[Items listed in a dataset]
..............................

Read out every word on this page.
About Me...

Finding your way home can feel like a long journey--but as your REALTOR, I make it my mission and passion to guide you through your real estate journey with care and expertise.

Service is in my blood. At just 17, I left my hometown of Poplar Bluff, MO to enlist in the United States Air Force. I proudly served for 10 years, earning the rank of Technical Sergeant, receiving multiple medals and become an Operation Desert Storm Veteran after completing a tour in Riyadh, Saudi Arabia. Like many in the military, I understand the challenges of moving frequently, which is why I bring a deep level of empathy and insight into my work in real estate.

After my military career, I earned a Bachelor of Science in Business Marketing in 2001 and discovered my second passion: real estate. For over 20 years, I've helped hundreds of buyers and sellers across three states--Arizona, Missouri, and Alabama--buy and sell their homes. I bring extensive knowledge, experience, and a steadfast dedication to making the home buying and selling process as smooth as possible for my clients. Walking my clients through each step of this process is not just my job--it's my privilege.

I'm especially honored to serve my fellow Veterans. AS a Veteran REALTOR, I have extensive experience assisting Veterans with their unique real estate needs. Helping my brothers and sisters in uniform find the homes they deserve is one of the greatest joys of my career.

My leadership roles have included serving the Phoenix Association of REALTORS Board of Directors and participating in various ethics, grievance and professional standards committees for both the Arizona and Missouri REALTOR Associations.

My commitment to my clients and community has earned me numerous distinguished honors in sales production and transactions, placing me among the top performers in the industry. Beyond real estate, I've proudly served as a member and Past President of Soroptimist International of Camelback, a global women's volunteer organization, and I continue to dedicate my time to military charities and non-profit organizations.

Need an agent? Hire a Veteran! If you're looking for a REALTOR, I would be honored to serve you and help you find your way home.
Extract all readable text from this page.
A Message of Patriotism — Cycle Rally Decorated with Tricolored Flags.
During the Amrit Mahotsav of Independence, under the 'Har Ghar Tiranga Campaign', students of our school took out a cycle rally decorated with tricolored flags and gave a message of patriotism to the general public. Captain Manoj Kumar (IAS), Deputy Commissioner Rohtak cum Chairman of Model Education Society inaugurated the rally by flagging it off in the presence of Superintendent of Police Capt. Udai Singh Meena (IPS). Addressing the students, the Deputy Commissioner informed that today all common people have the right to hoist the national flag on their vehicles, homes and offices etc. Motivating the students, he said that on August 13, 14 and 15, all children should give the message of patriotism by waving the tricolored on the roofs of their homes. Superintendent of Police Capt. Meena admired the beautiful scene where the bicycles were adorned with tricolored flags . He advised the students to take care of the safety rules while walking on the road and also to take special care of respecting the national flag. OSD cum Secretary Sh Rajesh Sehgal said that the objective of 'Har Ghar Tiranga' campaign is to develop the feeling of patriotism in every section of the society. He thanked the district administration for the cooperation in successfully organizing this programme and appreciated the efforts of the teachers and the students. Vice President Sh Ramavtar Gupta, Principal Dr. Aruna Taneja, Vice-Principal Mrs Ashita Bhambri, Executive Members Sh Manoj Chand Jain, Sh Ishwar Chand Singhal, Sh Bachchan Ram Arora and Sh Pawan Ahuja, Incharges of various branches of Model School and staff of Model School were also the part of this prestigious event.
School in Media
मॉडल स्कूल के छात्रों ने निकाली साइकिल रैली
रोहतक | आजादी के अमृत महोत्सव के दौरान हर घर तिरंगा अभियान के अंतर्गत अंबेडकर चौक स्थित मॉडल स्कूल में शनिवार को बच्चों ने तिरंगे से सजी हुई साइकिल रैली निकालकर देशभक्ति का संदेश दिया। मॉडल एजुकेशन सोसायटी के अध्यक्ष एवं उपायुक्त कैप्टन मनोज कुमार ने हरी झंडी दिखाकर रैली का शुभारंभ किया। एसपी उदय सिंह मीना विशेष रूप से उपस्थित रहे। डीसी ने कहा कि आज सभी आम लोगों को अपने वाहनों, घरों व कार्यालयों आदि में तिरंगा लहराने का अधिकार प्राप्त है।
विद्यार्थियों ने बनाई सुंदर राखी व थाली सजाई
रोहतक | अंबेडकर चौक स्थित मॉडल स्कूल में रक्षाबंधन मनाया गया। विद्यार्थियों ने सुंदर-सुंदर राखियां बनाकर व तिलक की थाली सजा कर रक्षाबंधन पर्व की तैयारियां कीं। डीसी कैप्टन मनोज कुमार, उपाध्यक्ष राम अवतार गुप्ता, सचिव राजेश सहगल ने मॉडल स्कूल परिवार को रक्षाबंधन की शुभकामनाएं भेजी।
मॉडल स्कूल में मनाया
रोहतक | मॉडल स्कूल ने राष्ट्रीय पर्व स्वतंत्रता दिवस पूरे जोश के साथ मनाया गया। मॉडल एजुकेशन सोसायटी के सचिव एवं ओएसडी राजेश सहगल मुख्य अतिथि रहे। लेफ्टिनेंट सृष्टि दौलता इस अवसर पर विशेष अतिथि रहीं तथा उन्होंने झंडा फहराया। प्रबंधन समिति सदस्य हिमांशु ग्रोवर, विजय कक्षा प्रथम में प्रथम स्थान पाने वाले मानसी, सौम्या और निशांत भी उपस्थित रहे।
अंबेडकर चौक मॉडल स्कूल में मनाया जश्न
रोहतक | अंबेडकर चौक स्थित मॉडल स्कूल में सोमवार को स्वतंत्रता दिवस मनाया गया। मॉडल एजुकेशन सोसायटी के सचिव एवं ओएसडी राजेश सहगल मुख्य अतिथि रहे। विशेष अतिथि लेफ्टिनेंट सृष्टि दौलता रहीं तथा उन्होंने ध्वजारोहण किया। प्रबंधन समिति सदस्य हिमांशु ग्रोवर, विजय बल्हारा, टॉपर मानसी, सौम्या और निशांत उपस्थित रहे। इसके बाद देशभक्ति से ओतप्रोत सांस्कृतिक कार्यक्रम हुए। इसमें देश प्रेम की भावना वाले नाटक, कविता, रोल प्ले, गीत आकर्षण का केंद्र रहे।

..............................

**SET TASK:** Copy all lines from the material that hold "your".

**REPLY:**
Finding your way home can feel like a long journey--but as your REALTOR, I make it my mission and passion to guide you through your real estate journey with care and expertise.
Need an agent? Hire a Veteran! If you're looking for a REALTOR, I would be honored to serve you and help you find your way home.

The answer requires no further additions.